### DATA SECTION
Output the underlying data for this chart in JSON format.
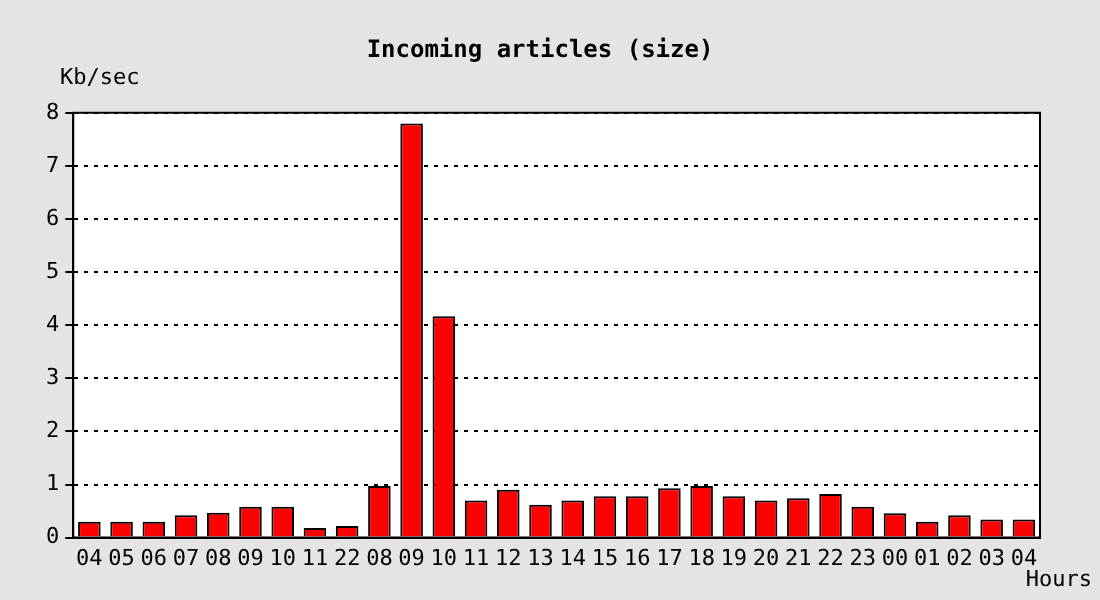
{
  "chart_data": {
    "type": "bar",
    "title": "Incoming articles (size)",
    "ylabel": "Kb/sec",
    "xlabel": "Hours",
    "categories": [
      "04",
      "05",
      "06",
      "07",
      "08",
      "09",
      "10",
      "11",
      "22",
      "08",
      "09",
      "10",
      "11",
      "12",
      "13",
      "14",
      "15",
      "16",
      "17",
      "18",
      "19",
      "20",
      "21",
      "22",
      "23",
      "00",
      "01",
      "02",
      "03",
      "04"
    ],
    "values": [
      0.3,
      0.3,
      0.3,
      0.42,
      0.47,
      0.58,
      0.58,
      0.18,
      0.22,
      0.97,
      7.8,
      4.17,
      0.7,
      0.9,
      0.62,
      0.7,
      0.78,
      0.78,
      0.93,
      0.97,
      0.78,
      0.7,
      0.74,
      0.82,
      0.58,
      0.46,
      0.3,
      0.42,
      0.34,
      0.34
    ],
    "color": "#ff0000",
    "ylim": [
      0,
      8
    ],
    "yticks": [
      0,
      1,
      2,
      3,
      4,
      5,
      6,
      7,
      8
    ],
    "grid": "y",
    "legend": false
  }
}
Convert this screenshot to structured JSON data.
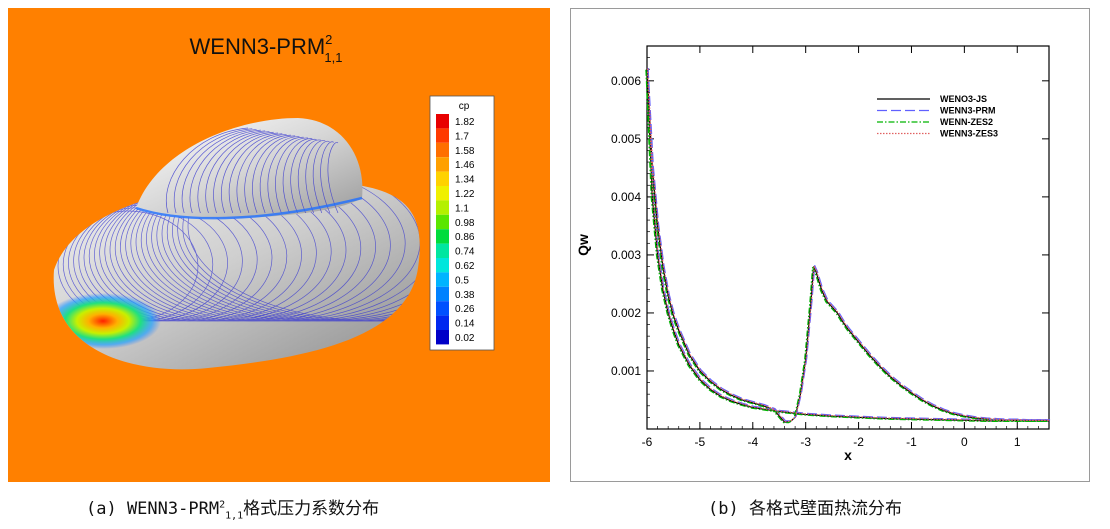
{
  "panel_a": {
    "title_main": "WENN3-PRM",
    "title_sup": "2",
    "title_sub": "1,1",
    "background_color": "#FF8000",
    "colorbar": {
      "title": "cp",
      "levels": [
        "1.82",
        "1.7",
        "1.58",
        "1.46",
        "1.34",
        "1.22",
        "1.1",
        "0.98",
        "0.86",
        "0.74",
        "0.62",
        "0.5",
        "0.38",
        "0.26",
        "0.14",
        "0.02"
      ],
      "colors": [
        "#e80000",
        "#ff3a00",
        "#ff6f00",
        "#ffa000",
        "#ffd200",
        "#f0f000",
        "#b4f000",
        "#5ae600",
        "#00dc3c",
        "#00e6a0",
        "#00e6dc",
        "#00b4ff",
        "#0082ff",
        "#0050ff",
        "#0028f0",
        "#0000c8"
      ]
    }
  },
  "panel_b": {
    "chart_data": {
      "type": "line",
      "xlabel": "x",
      "ylabel": "Qw",
      "xlim": [
        -6,
        1.6
      ],
      "ylim": [
        0,
        0.0066
      ],
      "x_ticks": [
        "-6",
        "-5",
        "-4",
        "-3",
        "-2",
        "-1",
        "0",
        "1"
      ],
      "y_ticks": [
        "0.001",
        "0.002",
        "0.003",
        "0.004",
        "0.005",
        "0.006"
      ],
      "legend_position": "top-right",
      "series": [
        {
          "name": "WENO3-JS",
          "color": "#000000",
          "dash": ""
        },
        {
          "name": "WENN3-PRM",
          "color": "#6060ff",
          "dash": "10,4"
        },
        {
          "name": "WENN-ZES2",
          "color": "#00b400",
          "dash": "6,2,1.5,2"
        },
        {
          "name": "WENN3-ZES3",
          "color": "#e06060",
          "dash": "1.5,1.5"
        }
      ],
      "curves": {
        "upper": {
          "x": [
            -6,
            -5.9,
            -5.8,
            -5.7,
            -5.6,
            -5.5,
            -5.4,
            -5.2,
            -5.0,
            -4.8,
            -4.6,
            -4.4,
            -4.2,
            -4.0,
            -3.8,
            -3.6,
            -3.4,
            -3.3,
            -3.2,
            -3.1,
            -3.0,
            -2.9,
            -2.85,
            -2.8,
            -2.7,
            -2.6,
            -2.5,
            -2.4,
            -2.3,
            -2.2,
            -2.0,
            -1.8,
            -1.6,
            -1.4,
            -1.2,
            -1.0,
            -0.8,
            -0.6,
            -0.4,
            -0.2,
            0.0,
            0.2,
            0.4,
            0.6,
            0.8,
            1.0,
            1.2,
            1.4,
            1.6
          ],
          "y": [
            0.0062,
            0.0045,
            0.0035,
            0.0028,
            0.0023,
            0.00195,
            0.0017,
            0.00128,
            0.001,
            0.00082,
            0.00068,
            0.00058,
            0.0005,
            0.00045,
            0.0004,
            0.00033,
            0.00012,
            0.00012,
            0.0002,
            0.0006,
            0.0012,
            0.0022,
            0.0028,
            0.0027,
            0.0024,
            0.0022,
            0.0021,
            0.002,
            0.00185,
            0.00172,
            0.0015,
            0.00128,
            0.00108,
            0.0009,
            0.00075,
            0.00062,
            0.0005,
            0.0004,
            0.00032,
            0.00026,
            0.00022,
            0.00019,
            0.00017,
            0.00016,
            0.00015,
            0.00015,
            0.00014,
            0.00014,
            0.00014
          ]
        },
        "lower": {
          "x": [
            -6,
            -5.9,
            -5.8,
            -5.7,
            -5.6,
            -5.5,
            -5.4,
            -5.2,
            -5.0,
            -4.8,
            -4.6,
            -4.4,
            -4.2,
            -4.0,
            -3.5,
            -3.0,
            -2.5,
            -2.0,
            -1.5,
            -1.0,
            -0.5,
            0.0,
            0.5,
            1.0,
            1.6
          ],
          "y": [
            0.0062,
            0.004,
            0.003,
            0.0024,
            0.002,
            0.0017,
            0.00145,
            0.0011,
            0.00085,
            0.00068,
            0.00056,
            0.00048,
            0.00042,
            0.00037,
            0.0003,
            0.00025,
            0.00022,
            0.0002,
            0.00018,
            0.00017,
            0.00016,
            0.00015,
            0.00014,
            0.00014,
            0.00014
          ]
        }
      }
    }
  },
  "captions": {
    "a_prefix": "(a) WENN3-PRM",
    "a_sup": "2",
    "a_sub": "1,1",
    "a_suffix": "格式压力系数分布",
    "b": "(b) 各格式壁面热流分布"
  }
}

### WHAT YOU WILL DO
Without including the pictures, return each record above exactly as it stands.

### COMPLETED EXERCISE
Output the underlying data for this chart in JSON format.
{
  "chart_data": {
    "type": "bar",
    "title": "Incoming articles (size)",
    "ylabel": "Kb/sec",
    "xlabel": "Hours",
    "categories": [
      "04",
      "05",
      "06",
      "07",
      "08",
      "09",
      "10",
      "11",
      "22",
      "08",
      "09",
      "10",
      "11",
      "12",
      "13",
      "14",
      "15",
      "16",
      "17",
      "18",
      "19",
      "20",
      "21",
      "22",
      "23",
      "00",
      "01",
      "02",
      "03",
      "04"
    ],
    "values": [
      0.3,
      0.3,
      0.3,
      0.42,
      0.47,
      0.58,
      0.58,
      0.18,
      0.22,
      0.97,
      7.8,
      4.17,
      0.7,
      0.9,
      0.62,
      0.7,
      0.78,
      0.78,
      0.93,
      0.97,
      0.78,
      0.7,
      0.74,
      0.82,
      0.58,
      0.46,
      0.3,
      0.42,
      0.34,
      0.34
    ],
    "color": "#ff0000",
    "ylim": [
      0,
      8
    ],
    "yticks": [
      0,
      1,
      2,
      3,
      4,
      5,
      6,
      7,
      8
    ],
    "grid": "y",
    "legend": false
  }
}
Convert this screenshot to structured JSON data.
{
  "panel_a": {
    "title_main": "WENN3-PRM",
    "title_sup": "2",
    "title_sub": "1,1",
    "background_color": "#FF8000",
    "colorbar": {
      "title": "cp",
      "levels": [
        "1.82",
        "1.7",
        "1.58",
        "1.46",
        "1.34",
        "1.22",
        "1.1",
        "0.98",
        "0.86",
        "0.74",
        "0.62",
        "0.5",
        "0.38",
        "0.26",
        "0.14",
        "0.02"
      ],
      "colors": [
        "#e80000",
        "#ff3a00",
        "#ff6f00",
        "#ffa000",
        "#ffd200",
        "#f0f000",
        "#b4f000",
        "#5ae600",
        "#00dc3c",
        "#00e6a0",
        "#00e6dc",
        "#00b4ff",
        "#0082ff",
        "#0050ff",
        "#0028f0",
        "#0000c8"
      ]
    }
  },
  "panel_b": {
    "chart_data": {
      "type": "line",
      "xlabel": "x",
      "ylabel": "Qw",
      "xlim": [
        -6,
        1.6
      ],
      "ylim": [
        0,
        0.0066
      ],
      "x_ticks": [
        "-6",
        "-5",
        "-4",
        "-3",
        "-2",
        "-1",
        "0",
        "1"
      ],
      "y_ticks": [
        "0.001",
        "0.002",
        "0.003",
        "0.004",
        "0.005",
        "0.006"
      ],
      "legend_position": "top-right",
      "series": [
        {
          "name": "WENO3-JS",
          "color": "#000000",
          "dash": ""
        },
        {
          "name": "WENN3-PRM",
          "color": "#6060ff",
          "dash": "10,4"
        },
        {
          "name": "WENN-ZES2",
          "color": "#00b400",
          "dash": "6,2,1.5,2"
        },
        {
          "name": "WENN3-ZES3",
          "color": "#e06060",
          "dash": "1.5,1.5"
        }
      ],
      "curves": {
        "upper": {
          "x": [
            -6,
            -5.9,
            -5.8,
            -5.7,
            -5.6,
            -5.5,
            -5.4,
            -5.2,
            -5.0,
            -4.8,
            -4.6,
            -4.4,
            -4.2,
            -4.0,
            -3.8,
            -3.6,
            -3.4,
            -3.3,
            -3.2,
            -3.1,
            -3.0,
            -2.9,
            -2.85,
            -2.8,
            -2.7,
            -2.6,
            -2.5,
            -2.4,
            -2.3,
            -2.2,
            -2.0,
            -1.8,
            -1.6,
            -1.4,
            -1.2,
            -1.0,
            -0.8,
            -0.6,
            -0.4,
            -0.2,
            0.0,
            0.2,
            0.4,
            0.6,
            0.8,
            1.0,
            1.2,
            1.4,
            1.6
          ],
          "y": [
            0.0062,
            0.0045,
            0.0035,
            0.0028,
            0.0023,
            0.00195,
            0.0017,
            0.00128,
            0.001,
            0.00082,
            0.00068,
            0.00058,
            0.0005,
            0.00045,
            0.0004,
            0.00033,
            0.00012,
            0.00012,
            0.0002,
            0.0006,
            0.0012,
            0.0022,
            0.0028,
            0.0027,
            0.0024,
            0.0022,
            0.0021,
            0.002,
            0.00185,
            0.00172,
            0.0015,
            0.00128,
            0.00108,
            0.0009,
            0.00075,
            0.00062,
            0.0005,
            0.0004,
            0.00032,
            0.00026,
            0.00022,
            0.00019,
            0.00017,
            0.00016,
            0.00015,
            0.00015,
            0.00014,
            0.00014,
            0.00014
          ]
        },
        "lower": {
          "x": [
            -6,
            -5.9,
            -5.8,
            -5.7,
            -5.6,
            -5.5,
            -5.4,
            -5.2,
            -5.0,
            -4.8,
            -4.6,
            -4.4,
            -4.2,
            -4.0,
            -3.5,
            -3.0,
            -2.5,
            -2.0,
            -1.5,
            -1.0,
            -0.5,
            0.0,
            0.5,
            1.0,
            1.6
          ],
          "y": [
            0.0062,
            0.004,
            0.003,
            0.0024,
            0.002,
            0.0017,
            0.00145,
            0.0011,
            0.00085,
            0.00068,
            0.00056,
            0.00048,
            0.00042,
            0.00037,
            0.0003,
            0.00025,
            0.00022,
            0.0002,
            0.00018,
            0.00017,
            0.00016,
            0.00015,
            0.00014,
            0.00014,
            0.00014
          ]
        }
      }
    }
  },
  "captions": {
    "a_prefix": "(a) WENN3-PRM",
    "a_sup": "2",
    "a_sub": "1,1",
    "a_suffix": "格式压力系数分布",
    "b": "(b) 各格式壁面热流分布"
  }
}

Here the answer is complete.